Check each line of the records below and collect those that include the word "para".

— BEGIN MATERIAL FOR THE TASK —

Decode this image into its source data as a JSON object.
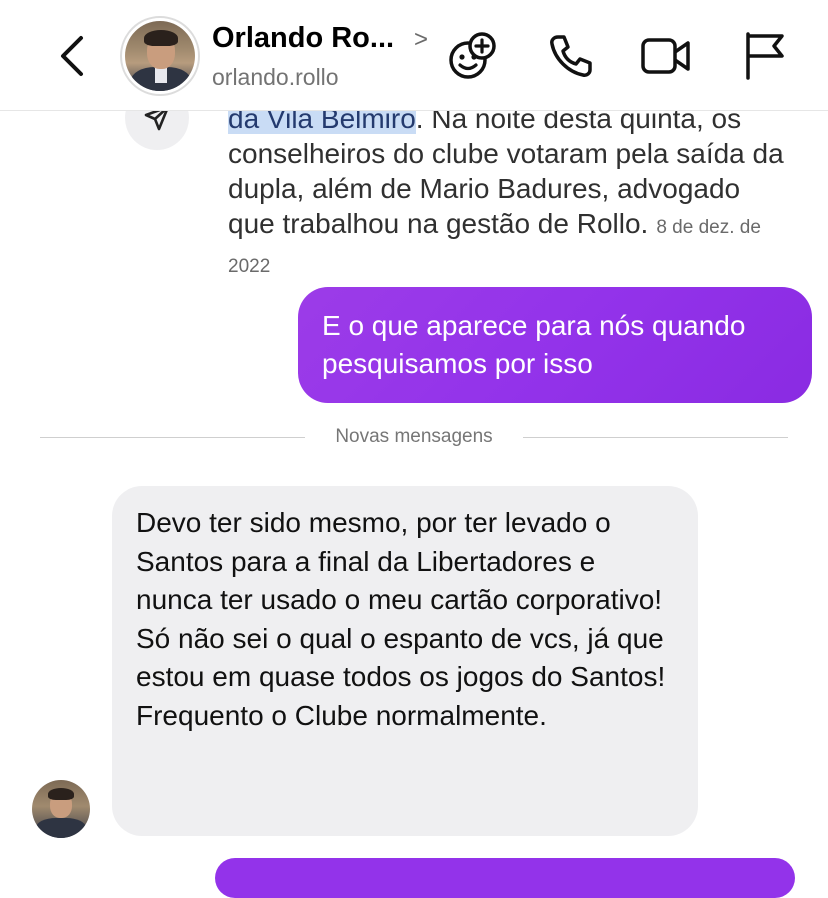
{
  "header": {
    "name": "Orlando Ro...",
    "chevron": ">",
    "handle": "orlando.rollo",
    "icons": [
      "back-icon",
      "avatar",
      "add-sticker-icon",
      "phone-icon",
      "video-icon",
      "flag-icon"
    ]
  },
  "thread": {
    "shared_post": {
      "icon": "send-icon",
      "highlighted": "da Vila Belmiro",
      "text": ". Na noite desta quinta, os conselheiros do clube votaram pela saída da dupla, além de Mario Badures, advogado que trabalhou na gestão de Rollo.",
      "date": "8 de dez. de 2022"
    },
    "outgoing_message": "E o que aparece para nós quando pesquisamos por isso",
    "divider_label": "Novas mensagens",
    "incoming_message": {
      "line1": "Devo ter sido mesmo, por ter levado o Santos para a final da Libertadores e nunca ter usado o meu cartão corporativo!",
      "line2": "Só não sei o qual o espanto de vcs, já que estou em quase todos os jogos do Santos!",
      "line3": "Frequento o Clube normalmente."
    }
  },
  "colors": {
    "accent_purple": "#9333ea",
    "incoming_bg": "#efeff1",
    "highlight": "#c9dcf5"
  }
}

— END MATERIAL FOR THE TASK —

- [RESPONSE FOR THIS EXERCISE]
    "outgoing_message": "E o que aparece para nós quando pesquisamos por isso",
      "line1": "Devo ter sido mesmo, por ter levado o Santos para a final da Libertadores e nunca ter usado o meu cartão corporativo!",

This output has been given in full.